What is expected >>
Output every entry exactly as written, skipping any pictures.
§
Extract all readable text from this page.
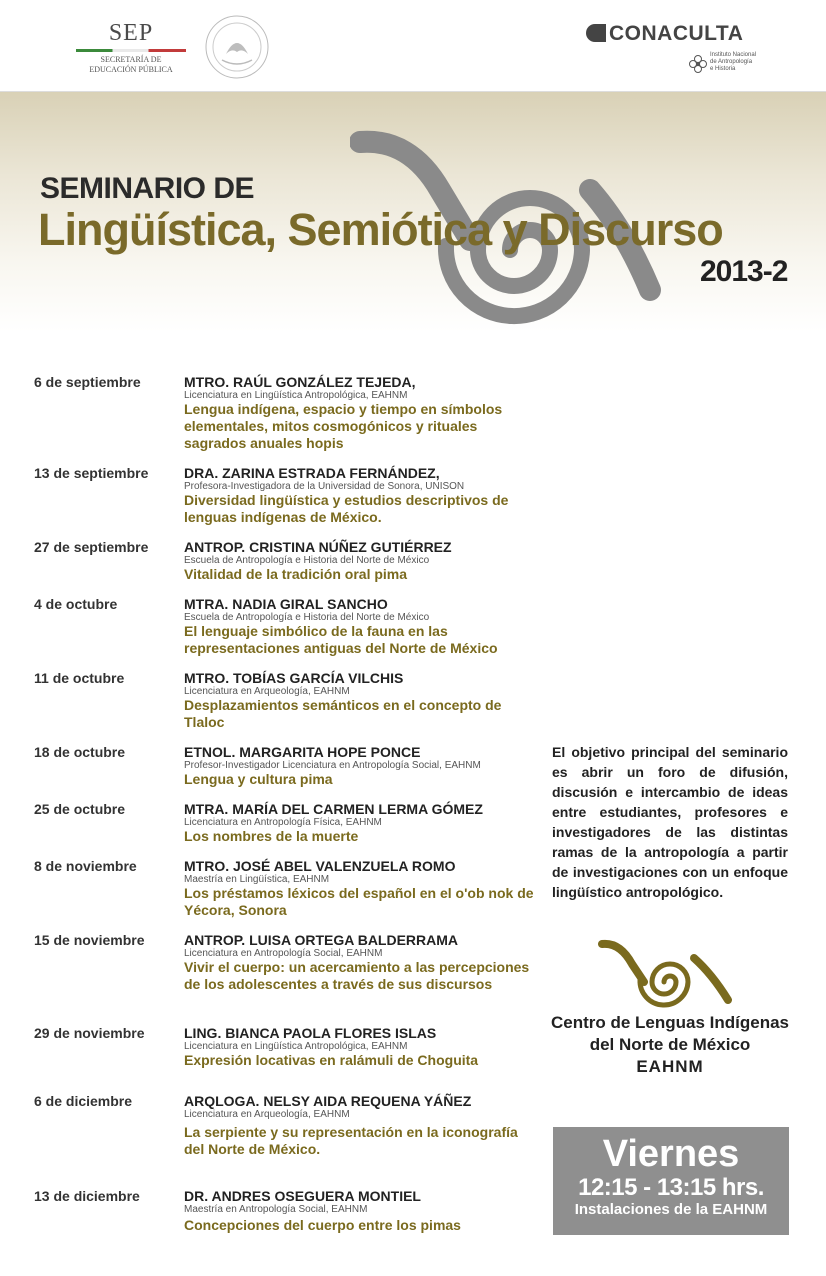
SEP
SECRETARÍA DE
EDUCACIÓN PÚBLICA
CONACULTA
Instituto Nacional
de Antropología
e Historia
SEMINARIO DE
Lingüística, Semiótica y Discurso
2013-2
6 de septiembre	MTRO. RAÚL GONZÁLEZ TEJEDA,
Licenciatura en Lingüística Antropológica, EAHNM
Lengua indígena, espacio y tiempo en símbolos elementales, mitos cosmogónicos y rituales sagrados anuales hopis
13 de septiembre	DRA. ZARINA ESTRADA FERNÁNDEZ,
Profesora-Investigadora de la Universidad de Sonora, UNISON
Diversidad lingüística y estudios descriptivos de lenguas indígenas de México.
27 de septiembre	ANTROP. CRISTINA NÚÑEZ GUTIÉRREZ
Escuela de Antropología e Historia del Norte de México
Vitalidad de la tradición oral pima
4 de octubre	MTRA. NADIA GIRAL SANCHO
Escuela de Antropología e Historia del Norte de México
El lenguaje simbólico de la fauna en las representaciones antiguas del Norte de México
11 de octubre	MTRO. TOBÍAS GARCÍA VILCHIS
Licenciatura en Arqueología, EAHNM
Desplazamientos semánticos en el concepto de Tlaloc
18 de octubre	ETNOL. MARGARITA HOPE PONCE
Profesor-Investigador Licenciatura en Antropología Social, EAHNM
Lengua y cultura pima
25 de octubre	MTRA. MARÍA DEL CARMEN LERMA GÓMEZ
Licenciatura en Antropología Física, EAHNM
Los nombres de la muerte
8 de noviembre	MTRO. JOSÉ ABEL VALENZUELA ROMO
Maestría en Lingüística, EAHNM
Los préstamos léxicos del español en el o'ob nok de Yécora, Sonora
15 de noviembre	ANTROP. LUISA ORTEGA BALDERRAMA
Licenciatura en Antropología Social, EAHNM
Vivir el cuerpo: un acercamiento a las percepciones de los adolescentes a través de sus discursos
29 de noviembre	LING. BIANCA PAOLA FLORES ISLAS
Licenciatura en Lingüística Antropológica, EAHNM
Expresión locativas en ralámuli de Choguita
6 de diciembre	ARQLOGA. NELSY AIDA REQUENA YÁÑEZ
Licenciatura en Arqueología, EAHNM
La serpiente y su representación en la iconografía del Norte de México.
13 de diciembre	DR. ANDRES OSEGUERA MONTIEL
Maestría en Antropología Social, EAHNM
Concepciones del cuerpo entre los pimas
El objetivo principal del seminario es abrir un foro de difusión, discusión e intercambio de ideas entre estudiantes, profesores e investigadores de las distintas ramas de la antropología a partir de investigaciones con un enfoque lingüístico antropológico.
Centro de Lenguas Indígenas
del Norte de México
EAHNM
Viernes
12:15 - 13:15 hrs.
Instalaciones de la EAHNM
§
Expected answer >>
Extract all readable text from this page.
SEP
SECRETARÍA DE
EDUCACIÓN PÚBLICA
CONACULTA
Instituto Nacional
de Antropología
e Historia
SEMINARIO DE
Lingüística, Semiótica y Discurso
2013-2
6 de septiembre	MTRO. RAÚL GONZÁLEZ TEJEDA,
Licenciatura en Lingüística Antropológica, EAHNM
Lengua indígena, espacio y tiempo en símbolos elementales, mitos cosmogónicos y rituales sagrados anuales hopis
13 de septiembre	DRA. ZARINA ESTRADA FERNÁNDEZ,
Profesora-Investigadora de la Universidad de Sonora, UNISON
Diversidad lingüística y estudios descriptivos de lenguas indígenas de México.
27 de septiembre	ANTROP. CRISTINA NÚÑEZ GUTIÉRREZ
Escuela de Antropología e Historia del Norte de México
Vitalidad de la tradición oral pima
4 de octubre	MTRA. NADIA GIRAL SANCHO
Escuela de Antropología e Historia del Norte de México
El lenguaje simbólico de la fauna en las representaciones antiguas del Norte de México
11 de octubre	MTRO. TOBÍAS GARCÍA VILCHIS
Licenciatura en Arqueología, EAHNM
Desplazamientos semánticos en el concepto de Tlaloc
18 de octubre	ETNOL. MARGARITA HOPE PONCE
Profesor-Investigador Licenciatura en Antropología Social, EAHNM
Lengua y cultura pima
25 de octubre	MTRA. MARÍA DEL CARMEN LERMA GÓMEZ
Licenciatura en Antropología Física, EAHNM
Los nombres de la muerte
8 de noviembre	MTRO. JOSÉ ABEL VALENZUELA ROMO
Maestría en Lingüística, EAHNM
Los préstamos léxicos del español en el o'ob nok de Yécora, Sonora
15 de noviembre	ANTROP. LUISA ORTEGA BALDERRAMA
Licenciatura en Antropología Social, EAHNM
Vivir el cuerpo: un acercamiento a las percepciones de los adolescentes a través de sus discursos
29 de noviembre	LING. BIANCA PAOLA FLORES ISLAS
Licenciatura en Lingüística Antropológica, EAHNM
Expresión locativas en ralámuli de Choguita
6 de diciembre	ARQLOGA. NELSY AIDA REQUENA YÁÑEZ
Licenciatura en Arqueología, EAHNM
La serpiente y su representación en la iconografía del Norte de México.
13 de diciembre	DR. ANDRES OSEGUERA MONTIEL
Maestría en Antropología Social, EAHNM
Concepciones del cuerpo entre los pimas
El objetivo principal del seminario es abrir un foro de difusión, discusión e intercambio de ideas entre estudiantes, profesores e investigadores de las distintas ramas de la antropología a partir de investigaciones con un enfoque lingüístico antropológico.
Centro de Lenguas Indígenas
del Norte de México
EAHNM
Viernes
12:15 - 13:15 hrs.
Instalaciones de la EAHNM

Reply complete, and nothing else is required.